## Work required:
Copy out each line containing "annotation" from the entries below.

## Provided records:
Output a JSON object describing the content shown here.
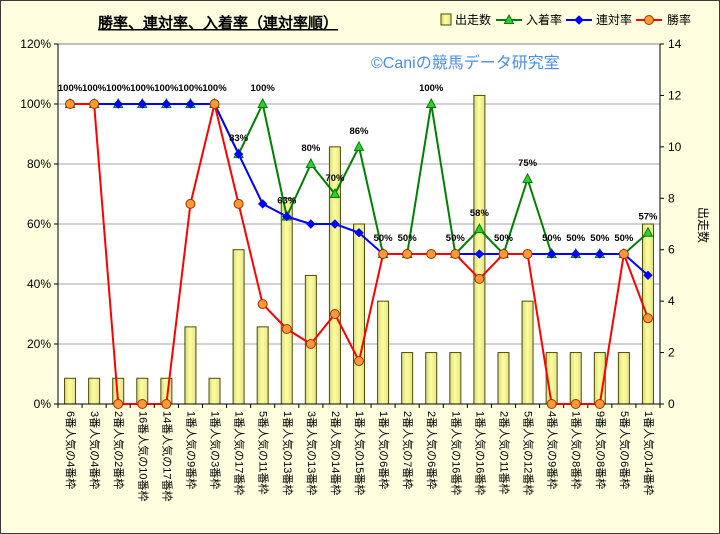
{
  "chart_data": {
    "type": "bar",
    "title": "勝率、連対率、入着率（連対率順）",
    "annotation": "©Caniの競馬データ研究室",
    "categories": [
      "6番人気の4番枠",
      "3番人気の4番枠",
      "2番人気の2番枠",
      "16番人気の10番枠",
      "14番人気の17番枠",
      "1番人気の9番枠",
      "1番人気の3番枠",
      "1番人気の17番枠",
      "5番人気の11番枠",
      "1番人気の13番枠",
      "3番人気の13番枠",
      "2番人気の14番枠",
      "1番人気の15番枠",
      "1番人気の6番枠",
      "2番人気の7番枠",
      "2番人気の6番枠",
      "1番人気の16番枠",
      "1番人気の16番枠",
      "2番人気の11番枠",
      "5番人気の12番枠",
      "4番人気の9番枠",
      "1番人気の8番枠",
      "9番人気の8番枠",
      "5番人気の6番枠",
      "1番人気の14番枠"
    ],
    "series": [
      {
        "name": "出走数",
        "type": "bar",
        "axis": "y_right",
        "values": [
          1,
          1,
          1,
          1,
          1,
          3,
          1,
          6,
          3,
          8,
          5,
          10,
          7,
          4,
          2,
          2,
          2,
          12,
          2,
          4,
          2,
          2,
          2,
          2,
          7
        ],
        "color": "#FFFF99"
      },
      {
        "name": "入着率",
        "type": "line",
        "axis": "y_left",
        "values": [
          100,
          100,
          100,
          100,
          100,
          100,
          100,
          83.3,
          100,
          62.5,
          80,
          70,
          85.7,
          50,
          50,
          100,
          50,
          58.3,
          50,
          75,
          50,
          50,
          50,
          50,
          57.1
        ],
        "color": "#008000",
        "marker": "triangle",
        "marker_fill": "#33CC33",
        "data_labels": [
          "100%",
          "100%",
          "100%",
          "100%",
          "100%",
          "100%",
          "100%",
          "83%",
          "100%",
          "63%",
          "80%",
          "70%",
          "86%",
          "50%",
          "50%",
          "100%",
          "50%",
          "58%",
          "50%",
          "75%",
          "50%",
          "50%",
          "50%",
          "50%",
          "57%"
        ]
      },
      {
        "name": "連対率",
        "type": "line",
        "axis": "y_left",
        "values": [
          100,
          100,
          100,
          100,
          100,
          100,
          100,
          83.3,
          66.7,
          62.5,
          60,
          60,
          57.1,
          50,
          50,
          50,
          50,
          50,
          50,
          50,
          50,
          50,
          50,
          50,
          42.9
        ],
        "color": "#0000FF",
        "marker": "diamond",
        "marker_fill": "#0000FF"
      },
      {
        "name": "勝率",
        "type": "line",
        "axis": "y_left",
        "values": [
          100,
          100,
          0,
          0,
          0,
          66.7,
          100,
          66.7,
          33.3,
          25,
          20,
          30,
          14.3,
          50,
          50,
          50,
          50,
          41.7,
          50,
          50,
          0,
          0,
          0,
          50,
          28.6
        ],
        "color": "#FF0000",
        "marker": "circle",
        "marker_fill": "#FF9933",
        "marker_edge": "#993300"
      }
    ],
    "y_left": {
      "range": [
        0,
        120
      ],
      "ticks": [
        0,
        20,
        40,
        60,
        80,
        100,
        120
      ],
      "tick_labels": [
        "0%",
        "20%",
        "40%",
        "60%",
        "80%",
        "100%",
        "120%"
      ]
    },
    "y_right": {
      "label": "出走数",
      "range": [
        0,
        14
      ],
      "ticks": [
        0,
        2,
        4,
        6,
        8,
        10,
        12,
        14
      ],
      "tick_labels": [
        "0",
        "2",
        "4",
        "6",
        "8",
        "10",
        "12",
        "14"
      ]
    },
    "legend": {
      "position": "top-right"
    },
    "grid": true
  }
}
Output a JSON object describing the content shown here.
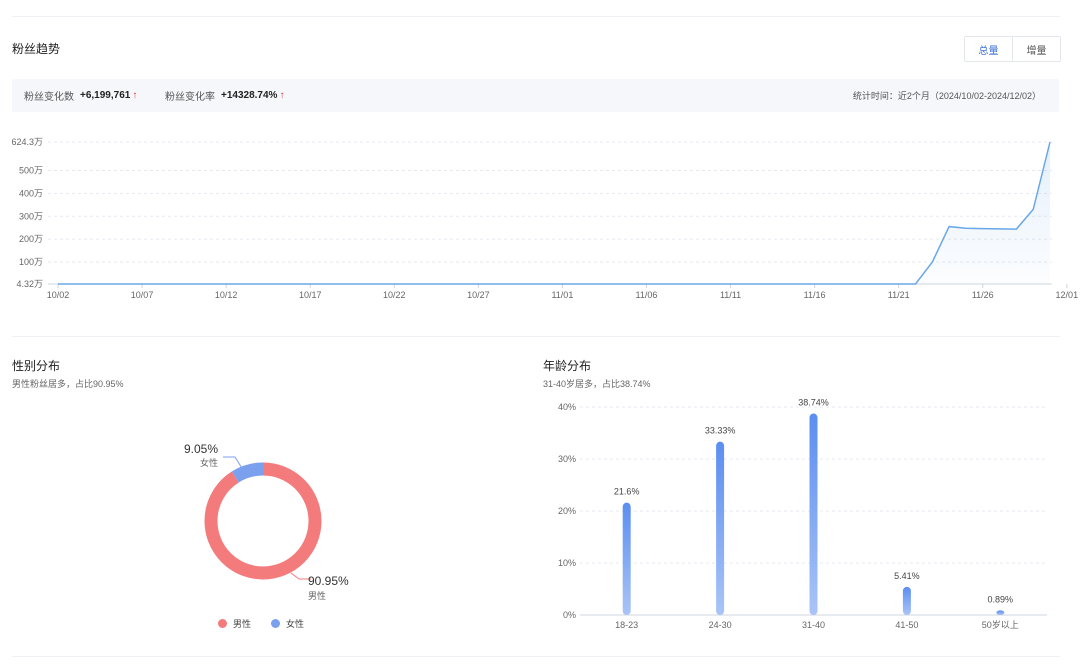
{
  "trend": {
    "title": "粉丝趋势",
    "toggle": {
      "total": "总量",
      "increment": "增量"
    },
    "stats": {
      "change_count_label": "粉丝变化数",
      "change_count_value": "+6,199,761",
      "change_rate_label": "粉丝变化率",
      "change_rate_value": "+14328.74%",
      "up_arrow": "↑",
      "time_label": "统计时间：近2个月（2024/10/02-2024/12/02）"
    }
  },
  "chart_data": [
    {
      "type": "area",
      "x": [
        "10/02",
        "10/07",
        "10/12",
        "10/17",
        "10/22",
        "10/27",
        "11/01",
        "11/06",
        "11/11",
        "11/16",
        "11/21",
        "11/26",
        "12/01"
      ],
      "y_ticks": [
        "4.32万",
        "100万",
        "200万",
        "300万",
        "400万",
        "500万",
        "624.3万"
      ],
      "y_tick_values": [
        4.32,
        100,
        200,
        300,
        400,
        500,
        624.3
      ],
      "ylim": [
        4.32,
        624.3
      ],
      "series": [
        {
          "points": [
            [
              0,
              4.32
            ],
            [
              51,
              4.32
            ],
            [
              52,
              100
            ],
            [
              53,
              255
            ],
            [
              54,
              248
            ],
            [
              55,
              246
            ],
            [
              56,
              245
            ],
            [
              57,
              244
            ],
            [
              58,
              330
            ],
            [
              59,
              624.3
            ]
          ]
        }
      ],
      "x_count": 60,
      "grid": true,
      "color": "#6aa7e8"
    },
    {
      "type": "pie",
      "title": "性别分布",
      "subtitle": "男性粉丝居多，占比90.95%",
      "slices": [
        {
          "name": "男性",
          "value": 90.95,
          "label": "90.95%",
          "color": "#f47b7b"
        },
        {
          "name": "女性",
          "value": 9.05,
          "label": "9.05%",
          "color": "#7aa0ee"
        }
      ]
    },
    {
      "type": "bar",
      "title": "年龄分布",
      "subtitle": "31-40岁居多，占比38.74%",
      "categories": [
        "18-23",
        "24-30",
        "31-40",
        "41-50",
        "50岁以上"
      ],
      "values": [
        21.6,
        33.33,
        38.74,
        5.41,
        0.89
      ],
      "value_labels": [
        "21.6%",
        "33.33%",
        "38.74%",
        "5.41%",
        "0.89%"
      ],
      "y_ticks": [
        "0%",
        "10%",
        "20%",
        "30%",
        "40%"
      ],
      "ylim": [
        0,
        40
      ],
      "grid": true,
      "color": "#5b8ef0"
    }
  ]
}
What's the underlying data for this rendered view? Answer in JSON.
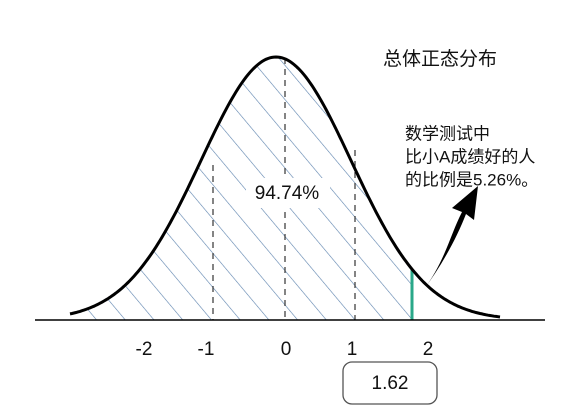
{
  "title": "总体正态分布",
  "annotation": [
    "数学测试中",
    "比小A成绩好的人",
    "的比例是5.26%。"
  ],
  "area_label": "94.74%",
  "axis_labels": [
    "-2",
    "-1",
    "0",
    "1",
    "2"
  ],
  "marker_label": "1.62"
}
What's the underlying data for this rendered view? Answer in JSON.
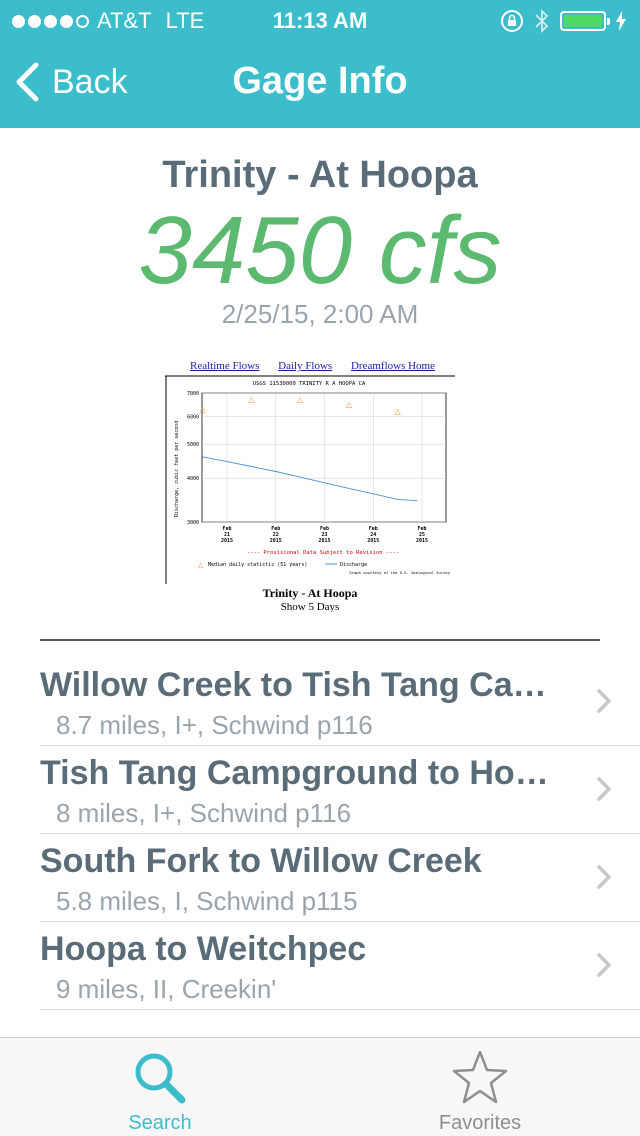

## Expected answer:
    "annotation": "©Caniの競馬データ研究室",
  "annotation": [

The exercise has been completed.